[Entries taken from a collection]
-------------------------

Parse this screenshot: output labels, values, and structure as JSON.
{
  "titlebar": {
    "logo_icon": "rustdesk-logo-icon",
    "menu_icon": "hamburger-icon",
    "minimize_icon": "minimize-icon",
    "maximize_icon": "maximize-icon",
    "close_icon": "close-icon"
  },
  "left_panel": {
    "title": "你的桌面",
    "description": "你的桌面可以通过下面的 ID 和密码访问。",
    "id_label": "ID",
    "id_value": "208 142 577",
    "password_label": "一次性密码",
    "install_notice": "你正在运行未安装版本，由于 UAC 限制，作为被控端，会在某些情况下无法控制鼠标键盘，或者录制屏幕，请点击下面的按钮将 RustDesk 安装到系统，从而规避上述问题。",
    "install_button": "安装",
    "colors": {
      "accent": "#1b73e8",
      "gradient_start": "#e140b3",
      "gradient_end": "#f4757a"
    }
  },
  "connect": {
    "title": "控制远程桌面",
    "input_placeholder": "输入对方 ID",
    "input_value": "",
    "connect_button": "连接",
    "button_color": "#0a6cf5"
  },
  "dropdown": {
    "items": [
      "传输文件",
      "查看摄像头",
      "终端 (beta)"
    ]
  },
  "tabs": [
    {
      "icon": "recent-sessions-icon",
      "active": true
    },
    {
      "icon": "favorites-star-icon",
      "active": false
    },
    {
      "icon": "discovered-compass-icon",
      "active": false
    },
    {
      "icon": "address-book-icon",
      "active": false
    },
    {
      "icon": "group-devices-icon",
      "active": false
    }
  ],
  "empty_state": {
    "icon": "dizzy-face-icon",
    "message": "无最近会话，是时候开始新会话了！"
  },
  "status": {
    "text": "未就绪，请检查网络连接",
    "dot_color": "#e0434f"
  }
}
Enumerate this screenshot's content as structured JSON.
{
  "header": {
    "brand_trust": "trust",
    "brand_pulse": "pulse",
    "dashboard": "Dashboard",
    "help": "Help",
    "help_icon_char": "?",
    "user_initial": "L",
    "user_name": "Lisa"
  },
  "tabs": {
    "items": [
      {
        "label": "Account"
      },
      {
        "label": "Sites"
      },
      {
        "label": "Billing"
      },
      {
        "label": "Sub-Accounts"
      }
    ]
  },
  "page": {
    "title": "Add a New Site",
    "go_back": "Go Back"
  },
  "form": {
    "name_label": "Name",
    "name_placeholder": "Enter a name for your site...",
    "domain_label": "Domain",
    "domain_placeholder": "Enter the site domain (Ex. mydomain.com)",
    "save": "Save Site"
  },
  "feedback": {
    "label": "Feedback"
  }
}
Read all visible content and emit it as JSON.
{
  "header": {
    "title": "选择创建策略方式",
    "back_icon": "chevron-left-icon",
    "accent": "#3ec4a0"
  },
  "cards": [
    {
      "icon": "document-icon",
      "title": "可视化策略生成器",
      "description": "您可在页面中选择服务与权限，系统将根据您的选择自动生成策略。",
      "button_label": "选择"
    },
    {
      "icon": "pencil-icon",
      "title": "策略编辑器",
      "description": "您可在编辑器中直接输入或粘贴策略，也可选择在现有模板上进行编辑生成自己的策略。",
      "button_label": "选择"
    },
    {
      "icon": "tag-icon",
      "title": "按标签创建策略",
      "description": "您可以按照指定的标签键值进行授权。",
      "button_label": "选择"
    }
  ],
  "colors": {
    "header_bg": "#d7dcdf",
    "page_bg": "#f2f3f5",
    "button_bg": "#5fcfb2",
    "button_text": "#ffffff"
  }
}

-------------------------

### [YOUR TASK]
Repeat every line of the data, exactly and in full.

### [THE RESPONSE]
Parse this screenshot: output labels, values, and structure as JSON.
{
  "titlebar": {
    "logo_icon": "rustdesk-logo-icon",
    "menu_icon": "hamburger-icon",
    "minimize_icon": "minimize-icon",
    "maximize_icon": "maximize-icon",
    "close_icon": "close-icon"
  },
  "left_panel": {
    "title": "你的桌面",
    "description": "你的桌面可以通过下面的 ID 和密码访问。",
    "id_label": "ID",
    "id_value": "208 142 577",
    "password_label": "一次性密码",
    "install_notice": "你正在运行未安装版本，由于 UAC 限制，作为被控端，会在某些情况下无法控制鼠标键盘，或者录制屏幕，请点击下面的按钮将 RustDesk 安装到系统，从而规避上述问题。",
    "install_button": "安装",
    "colors": {
      "accent": "#1b73e8",
      "gradient_start": "#e140b3",
      "gradient_end": "#f4757a"
    }
  },
  "connect": {
    "title": "控制远程桌面",
    "input_placeholder": "输入对方 ID",
    "input_value": "",
    "connect_button": "连接",
    "button_color": "#0a6cf5"
  },
  "dropdown": {
    "items": [
      "传输文件",
      "查看摄像头",
      "终端 (beta)"
    ]
  },
  "tabs": [
    {
      "icon": "recent-sessions-icon",
      "active": true
    },
    {
      "icon": "favorites-star-icon",
      "active": false
    },
    {
      "icon": "discovered-compass-icon",
      "active": false
    },
    {
      "icon": "address-book-icon",
      "active": false
    },
    {
      "icon": "group-devices-icon",
      "active": false
    }
  ],
  "empty_state": {
    "icon": "dizzy-face-icon",
    "message": "无最近会话，是时候开始新会话了！"
  },
  "status": {
    "text": "未就绪，请检查网络连接",
    "dot_color": "#e0434f"
  }
}
Enumerate this screenshot's content as structured JSON.
{
  "header": {
    "brand_trust": "trust",
    "brand_pulse": "pulse",
    "dashboard": "Dashboard",
    "help": "Help",
    "help_icon_char": "?",
    "user_initial": "L",
    "user_name": "Lisa"
  },
  "tabs": {
    "items": [
      {
        "label": "Account"
      },
      {
        "label": "Sites"
      },
      {
        "label": "Billing"
      },
      {
        "label": "Sub-Accounts"
      }
    ]
  },
  "page": {
    "title": "Add a New Site",
    "go_back": "Go Back"
  },
  "form": {
    "name_label": "Name",
    "name_placeholder": "Enter a name for your site...",
    "domain_label": "Domain",
    "domain_placeholder": "Enter the site domain (Ex. mydomain.com)",
    "save": "Save Site"
  },
  "feedback": {
    "label": "Feedback"
  }
}
Read all visible content and emit it as JSON.
{
  "header": {
    "title": "选择创建策略方式",
    "back_icon": "chevron-left-icon",
    "accent": "#3ec4a0"
  },
  "cards": [
    {
      "icon": "document-icon",
      "title": "可视化策略生成器",
      "description": "您可在页面中选择服务与权限，系统将根据您的选择自动生成策略。",
      "button_label": "选择"
    },
    {
      "icon": "pencil-icon",
      "title": "策略编辑器",
      "description": "您可在编辑器中直接输入或粘贴策略，也可选择在现有模板上进行编辑生成自己的策略。",
      "button_label": "选择"
    },
    {
      "icon": "tag-icon",
      "title": "按标签创建策略",
      "description": "您可以按照指定的标签键值进行授权。",
      "button_label": "选择"
    }
  ],
  "colors": {
    "header_bg": "#d7dcdf",
    "page_bg": "#f2f3f5",
    "button_bg": "#5fcfb2",
    "button_text": "#ffffff"
  }
}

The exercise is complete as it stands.